* Start Extracted data *
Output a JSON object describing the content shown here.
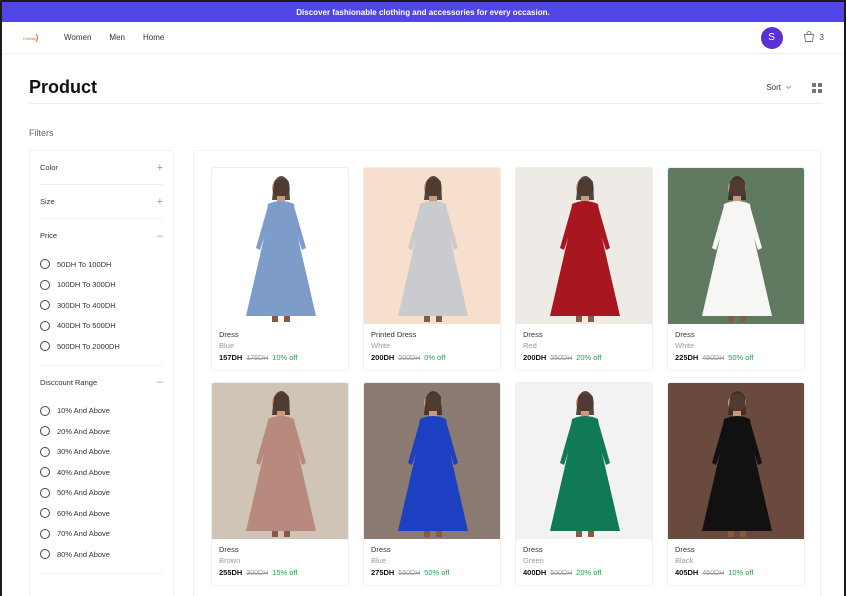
{
  "banner": {
    "text": "Discover fashionable clothing and accessories for every occasion."
  },
  "nav": {
    "logo_text": "Crème",
    "links": [
      "Women",
      "Men",
      "Home"
    ],
    "avatar_initial": "S",
    "cart_count": "3"
  },
  "page": {
    "title": "Product",
    "sort_label": "Sort"
  },
  "filters": {
    "label": "Filters",
    "color_label": "Color",
    "size_label": "Size",
    "price_label": "Price",
    "price_options": [
      "50DH To 100DH",
      "100DH To 300DH",
      "300DH To 400DH",
      "400DH To 500DH",
      "500DH To 2000DH"
    ],
    "discount_label": "Disccount Range",
    "discount_options": [
      "10% And Above",
      "20% And Above",
      "30% And Above",
      "40% And Above",
      "50% And Above",
      "60% And Above",
      "70% And Above",
      "80% And Above"
    ]
  },
  "products": [
    {
      "type": "Dress",
      "color": "Blue",
      "price": "157DH",
      "old_price": "175DH",
      "discount": "10% off",
      "dress_color": "#7d9cc9",
      "bg": "#ffffff"
    },
    {
      "type": "Printed Dress",
      "color": "White",
      "price": "200DH",
      "old_price": "200DH",
      "discount": "0% off",
      "dress_color": "#c9cbce",
      "bg": "#f6dfcc"
    },
    {
      "type": "Dress",
      "color": "Red",
      "price": "200DH",
      "old_price": "250DH",
      "discount": "20% off",
      "dress_color": "#a8161f",
      "bg": "#eeeae5"
    },
    {
      "type": "Dress",
      "color": "White",
      "price": "225DH",
      "old_price": "450DH",
      "discount": "50% off",
      "dress_color": "#f6f6f4",
      "bg": "#5f7a60"
    },
    {
      "type": "Dress",
      "color": "Brown",
      "price": "255DH",
      "old_price": "300DH",
      "discount": "15% off",
      "dress_color": "#b88a7e",
      "bg": "#cfc4b6"
    },
    {
      "type": "Dress",
      "color": "Blue",
      "price": "275DH",
      "old_price": "550DH",
      "discount": "50% off",
      "dress_color": "#1d3fc1",
      "bg": "#8a7a72"
    },
    {
      "type": "Dress",
      "color": "Green",
      "price": "400DH",
      "old_price": "500DH",
      "discount": "20% off",
      "dress_color": "#0f7a55",
      "bg": "#f2f2f2"
    },
    {
      "type": "Dress",
      "color": "Black",
      "price": "405DH",
      "old_price": "450DH",
      "discount": "10% off",
      "dress_color": "#111111",
      "bg": "#6a4a3e"
    }
  ]
}
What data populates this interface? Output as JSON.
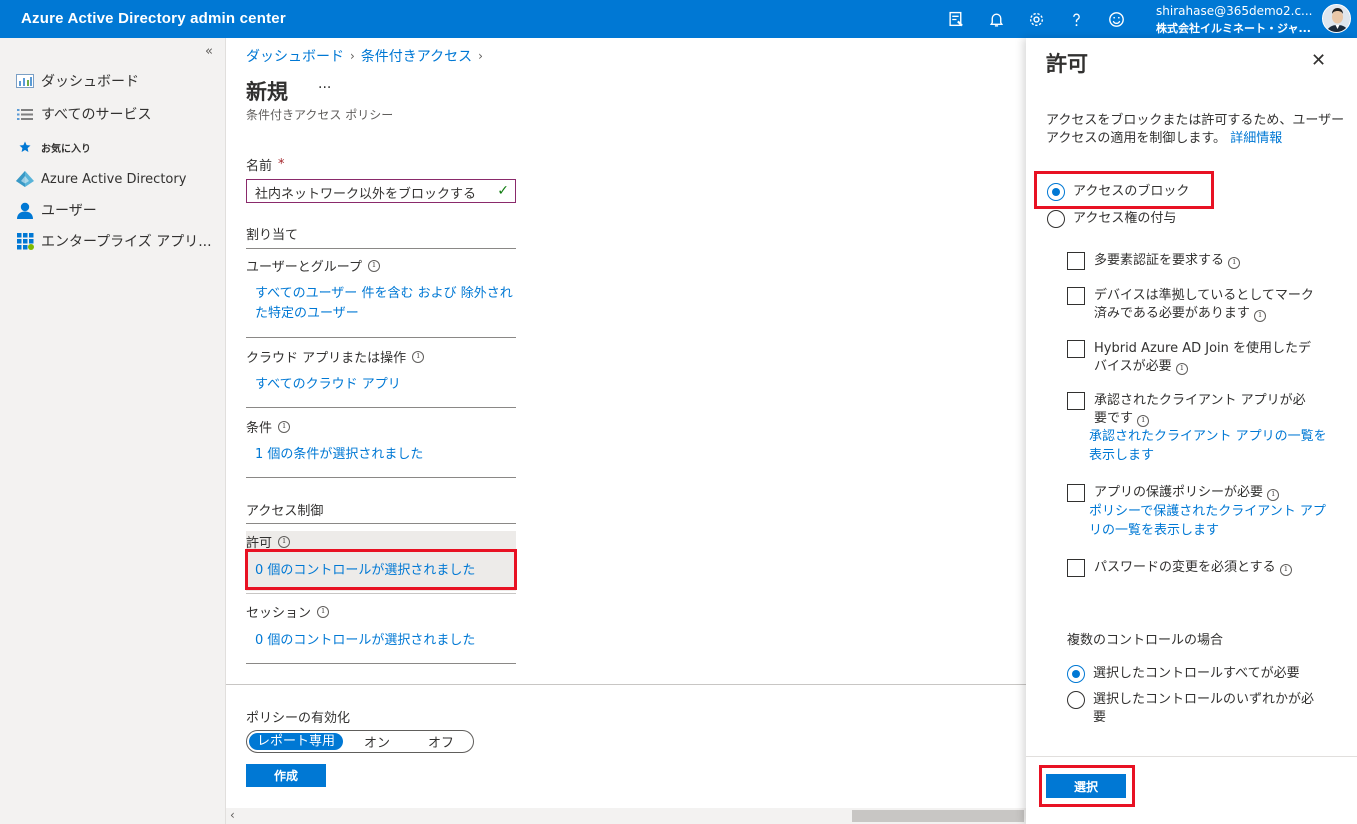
{
  "header": {
    "title": "Azure Active Directory admin center",
    "user_email": "shirahase@365demo2.c...",
    "user_org": "株式会社イルミネート・ジャ...",
    "icons": [
      "feedback-icon",
      "bell-icon",
      "gear-icon",
      "help-icon",
      "smiley-icon"
    ]
  },
  "sidebar": {
    "collapse": "«",
    "items": [
      {
        "label": "ダッシュボード",
        "icon": "dashboard-icon"
      },
      {
        "label": "すべてのサービス",
        "icon": "list-icon"
      },
      {
        "label": "お気に入り",
        "icon": "star-icon"
      },
      {
        "label": "Azure Active Directory",
        "icon": "aad-icon"
      },
      {
        "label": "ユーザー",
        "icon": "user-icon"
      },
      {
        "label": "エンタープライズ アプリ...",
        "icon": "apps-icon"
      }
    ]
  },
  "breadcrumb": [
    "ダッシュボード",
    "条件付きアクセス"
  ],
  "page": {
    "title": "新規",
    "more": "···",
    "subtitle": "条件付きアクセス ポリシー"
  },
  "form": {
    "name_label": "名前",
    "name_required": "*",
    "name_value": "社内ネットワーク以外をブロックする",
    "assignments_heading": "割り当て",
    "users_label": "ユーザーとグループ",
    "users_link_line1": "すべてのユーザー 件を含む および 除外され",
    "users_link_line2": "た特定のユーザー",
    "apps_label": "クラウド アプリまたは操作",
    "apps_link": "すべてのクラウド アプリ",
    "conditions_label": "条件",
    "conditions_link": "1 個の条件が選択されました",
    "access_heading": "アクセス制御",
    "grant_label": "許可",
    "grant_link": "0 個のコントロールが選択されました",
    "session_label": "セッション",
    "session_link": "0 個のコントロールが選択されました",
    "enable_label": "ポリシーの有効化",
    "toggle_options": [
      "レポート専用",
      "オン",
      "オフ"
    ],
    "toggle_selected": "レポート専用",
    "create_button": "作成"
  },
  "panel": {
    "title": "許可",
    "close": "✕",
    "desc": "アクセスをブロックまたは許可するため、ユーザー アクセスの適用を制御します。",
    "desc_link": "詳細情報",
    "radio_block": "アクセスのブロック",
    "radio_grant": "アクセス権の付与",
    "radio_selected": "アクセスのブロック",
    "checkboxes": [
      {
        "label": "多要素認証を要求する"
      },
      {
        "label": "デバイスは準拠しているとしてマーク済みである必要があります"
      },
      {
        "label": "Hybrid Azure AD Join を使用したデバイスが必要"
      },
      {
        "label": "承認されたクライアント アプリが必要です",
        "link": "承認されたクライアント アプリの一覧を表示します"
      },
      {
        "label": "アプリの保護ポリシーが必要",
        "link": "ポリシーで保護されたクライアント アプリの一覧を表示します"
      },
      {
        "label": "パスワードの変更を必須とする"
      }
    ],
    "multi_heading": "複数のコントロールの場合",
    "multi_all": "選択したコントロールすべてが必要",
    "multi_any": "選択したコントロールのいずれかが必要",
    "multi_selected": "選択したコントロールすべてが必要",
    "select_button": "選択"
  },
  "colors": {
    "brand": "#0078d4",
    "highlight": "#e81123",
    "input_border": "#8a2a6b"
  }
}
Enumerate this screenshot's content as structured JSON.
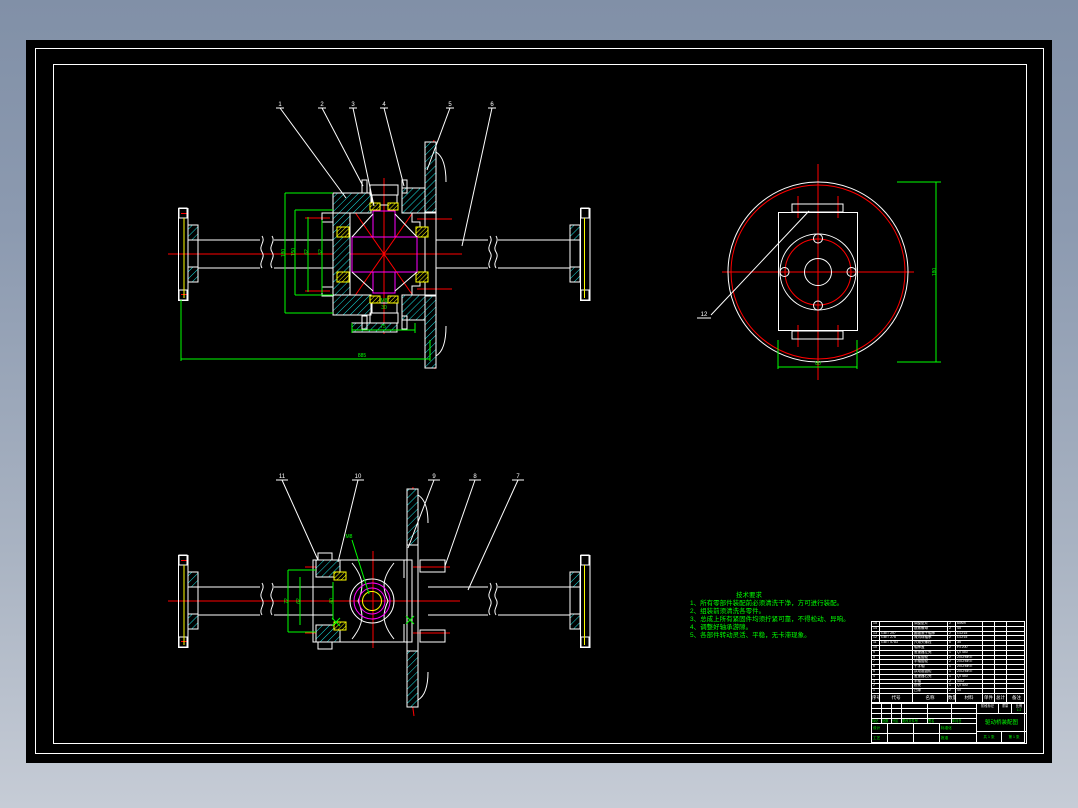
{
  "frame": {
    "canvas_color": "#000000",
    "line_color": "#ffffff",
    "bg_top": "#8190a7",
    "bg_bottom": "#c6ccd6"
  },
  "palette": {
    "hatch": "#19e0e0",
    "dimension": "#00ff00",
    "centerline": "#ff0000",
    "detail": "#ff00ff",
    "bearing": "#ffff00",
    "white": "#ffffff"
  },
  "view_front": {
    "balloons": [
      "1",
      "2",
      "3",
      "4",
      "5",
      "6"
    ],
    "dims": {
      "d1": "180",
      "d2": "150",
      "d3": "62",
      "d4": "52",
      "width": "75",
      "overall": "885",
      "thread": "M8",
      "bore": "30"
    }
  },
  "view_rear": {
    "balloon": "12",
    "dims": {
      "height": "180",
      "width": "80"
    }
  },
  "view_top": {
    "balloons": [
      "11",
      "10",
      "9",
      "8",
      "7"
    ],
    "dims": {
      "a": "72",
      "b": "62",
      "c": "40",
      "leader": "M8"
    }
  },
  "notes": {
    "title": "技术要求",
    "lines": [
      "1、所有零部件装配前必须清洗干净，方可进行装配。",
      "2、组装前须清洗各零件。",
      "3、总成上所有紧固件均须拧紧可靠，不得松动、异响。",
      "4、调整好轴承游隙。",
      "5、各部件转动灵活、平稳，无卡滞现象。"
    ]
  },
  "bom": {
    "headers": [
      "序号",
      "代号",
      "名称",
      "数量",
      "材料",
      "单件",
      "总计",
      "备注"
    ],
    "rows": [
      [
        "15",
        "",
        "调整垫片",
        "2",
        "65Mn",
        "",
        "",
        ""
      ],
      [
        "14",
        "",
        "锁紧螺母",
        "2",
        "45",
        "",
        "",
        ""
      ],
      [
        "13",
        "GB/T 297",
        "圆锥滚子轴承",
        "2",
        "GCr15",
        "",
        "",
        ""
      ],
      [
        "12",
        "GB/T 276",
        "深沟球轴承",
        "2",
        "GCr15",
        "",
        "",
        ""
      ],
      [
        "11",
        "GB/T 5783",
        "六角头螺栓",
        "8",
        "35",
        "",
        "",
        ""
      ],
      [
        "10",
        "",
        "轴承盖",
        "2",
        "HT200",
        "",
        "",
        ""
      ],
      [
        "9",
        "",
        "差速器左壳",
        "1",
        "QT450",
        "",
        "",
        ""
      ],
      [
        "8",
        "",
        "行星齿轮",
        "2",
        "20CrMnTi",
        "",
        "",
        ""
      ],
      [
        "7",
        "",
        "半轴齿轮",
        "2",
        "20CrMnTi",
        "",
        "",
        ""
      ],
      [
        "6",
        "",
        "十字轴",
        "1",
        "20CrMnTi",
        "",
        "",
        ""
      ],
      [
        "5",
        "",
        "从动锥齿轮",
        "1",
        "20CrMnTi",
        "",
        "",
        ""
      ],
      [
        "4",
        "",
        "差速器右壳",
        "1",
        "QT450",
        "",
        "",
        ""
      ],
      [
        "3",
        "",
        "半轴",
        "2",
        "40Cr",
        "",
        "",
        ""
      ],
      [
        "2",
        "",
        "桥壳",
        "1",
        "QT400",
        "",
        "",
        ""
      ],
      [
        "1",
        "",
        "凸缘",
        "2",
        "45",
        "",
        "",
        ""
      ]
    ]
  },
  "titleblock": {
    "revision_labels": [
      "标记",
      "处数",
      "分区",
      "更改文件号",
      "签名",
      "年月日"
    ],
    "sign_rows": [
      [
        "设计",
        "标准化"
      ],
      [
        "工艺",
        "批准"
      ]
    ],
    "stage_label": "阶段标记",
    "weight_label": "重量",
    "scale_label": "比例",
    "scale_value": "1:2",
    "title": "驱动桥装配图",
    "sheet": "共 1 张",
    "page": "第 1 张"
  }
}
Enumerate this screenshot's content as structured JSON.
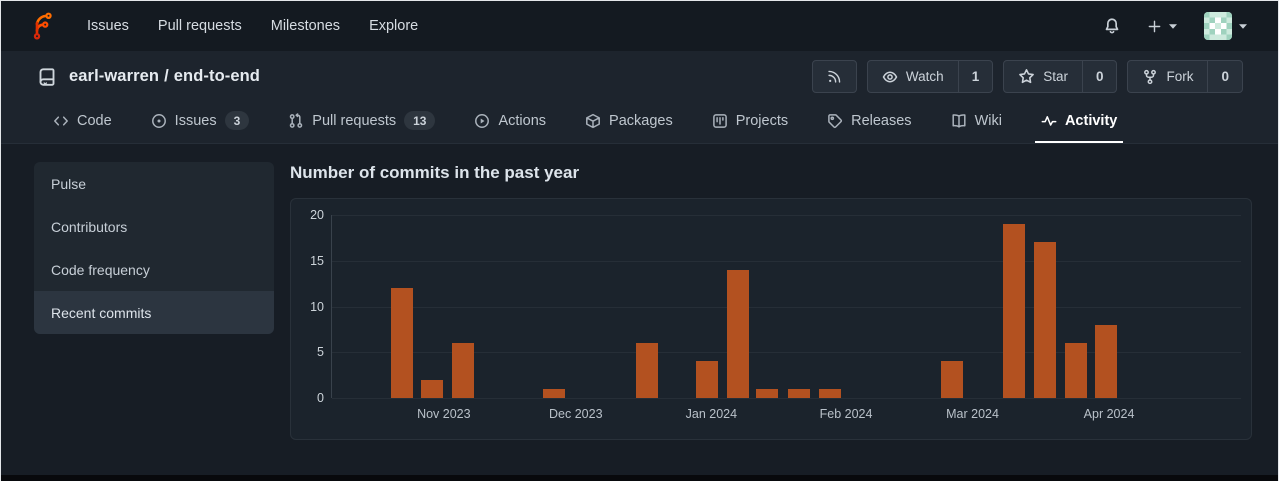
{
  "navbar": {
    "logo": "forgejo-logo",
    "links": [
      {
        "label": "Issues"
      },
      {
        "label": "Pull requests"
      },
      {
        "label": "Milestones"
      },
      {
        "label": "Explore"
      }
    ],
    "right_icons": [
      "bell-icon",
      "plus-dropdown",
      "avatar-dropdown"
    ]
  },
  "repo": {
    "owner": "earl-warren",
    "separator": "/",
    "name": "end-to-end"
  },
  "repo_actions": {
    "rss": {
      "icon": "rss-icon"
    },
    "watch": {
      "label": "Watch",
      "count": "1",
      "icon": "eye-icon"
    },
    "star": {
      "label": "Star",
      "count": "0",
      "icon": "star-icon"
    },
    "fork": {
      "label": "Fork",
      "count": "0",
      "icon": "fork-icon"
    }
  },
  "tabs": [
    {
      "label": "Code",
      "icon": "code-icon"
    },
    {
      "label": "Issues",
      "icon": "issue-opened-icon",
      "badge": "3"
    },
    {
      "label": "Pull requests",
      "icon": "git-pull-request-icon",
      "badge": "13"
    },
    {
      "label": "Actions",
      "icon": "play-circle-icon"
    },
    {
      "label": "Packages",
      "icon": "package-icon"
    },
    {
      "label": "Projects",
      "icon": "project-board-icon"
    },
    {
      "label": "Releases",
      "icon": "tag-icon"
    },
    {
      "label": "Wiki",
      "icon": "book-icon"
    },
    {
      "label": "Activity",
      "icon": "pulse-icon",
      "active": true
    }
  ],
  "sidebar": {
    "items": [
      {
        "label": "Pulse"
      },
      {
        "label": "Contributors"
      },
      {
        "label": "Code frequency"
      },
      {
        "label": "Recent commits",
        "active": true
      }
    ]
  },
  "main": {
    "title": "Number of commits in the past year"
  },
  "chart_data": {
    "type": "bar",
    "title": "Number of commits in the past year",
    "xlabel": "",
    "ylabel": "",
    "ylim": [
      0,
      20
    ],
    "yticks": [
      0,
      5,
      10,
      15,
      20
    ],
    "grid": true,
    "legend": false,
    "bar_color": "#b35120",
    "values": [
      12,
      2,
      6,
      1,
      6,
      4,
      14,
      1,
      1,
      1,
      4,
      19,
      17,
      6,
      8
    ],
    "bars": [
      {
        "value": 12,
        "x_pct": 7.7
      },
      {
        "value": 2,
        "x_pct": 11.0
      },
      {
        "value": 6,
        "x_pct": 14.4
      },
      {
        "value": 1,
        "x_pct": 24.4
      },
      {
        "value": 6,
        "x_pct": 34.6
      },
      {
        "value": 4,
        "x_pct": 41.3
      },
      {
        "value": 14,
        "x_pct": 44.7
      },
      {
        "value": 1,
        "x_pct": 47.9
      },
      {
        "value": 1,
        "x_pct": 51.4
      },
      {
        "value": 1,
        "x_pct": 54.8
      },
      {
        "value": 4,
        "x_pct": 68.2
      },
      {
        "value": 19,
        "x_pct": 75.0
      },
      {
        "value": 17,
        "x_pct": 78.4
      },
      {
        "value": 6,
        "x_pct": 81.8
      },
      {
        "value": 8,
        "x_pct": 85.1
      }
    ],
    "x_labels": [
      {
        "label": "Nov 2023",
        "x_pct": 12.4
      },
      {
        "label": "Dec 2023",
        "x_pct": 26.9
      },
      {
        "label": "Jan 2024",
        "x_pct": 41.8
      },
      {
        "label": "Feb 2024",
        "x_pct": 56.6
      },
      {
        "label": "Mar 2024",
        "x_pct": 70.5
      },
      {
        "label": "Apr 2024",
        "x_pct": 85.5
      }
    ]
  },
  "colors": {
    "brand_orange": "#ff6d00",
    "brand_red": "#d8280a",
    "chart_bar": "#b35120",
    "active_tab_underline": "#ffffff",
    "header_bg": "#1d242d",
    "navbar_bg": "#141a21",
    "page_bg": "#171d25",
    "panel_bg": "#1b232c"
  }
}
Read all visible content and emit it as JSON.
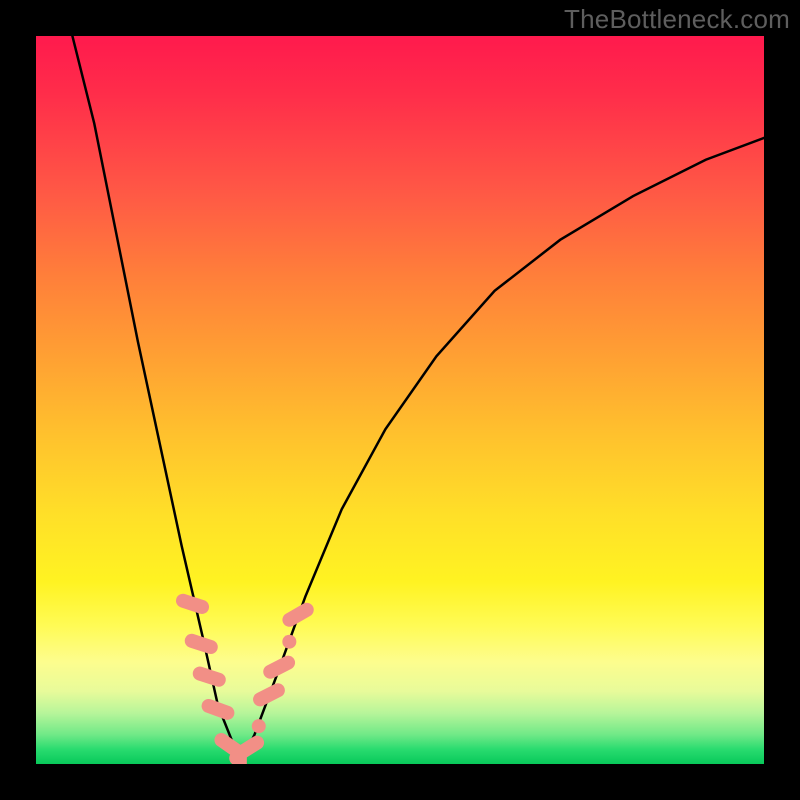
* End Extracted data *
▸ **What you have to do**:
Select every line above that contains the word "承認されたクライアント", and copy it.

▸ **Solution for this exercise**:
        "label": "承認されたクライアント アプリが必要です",
        "link": "承認されたクライアント アプリの一覧を表示します"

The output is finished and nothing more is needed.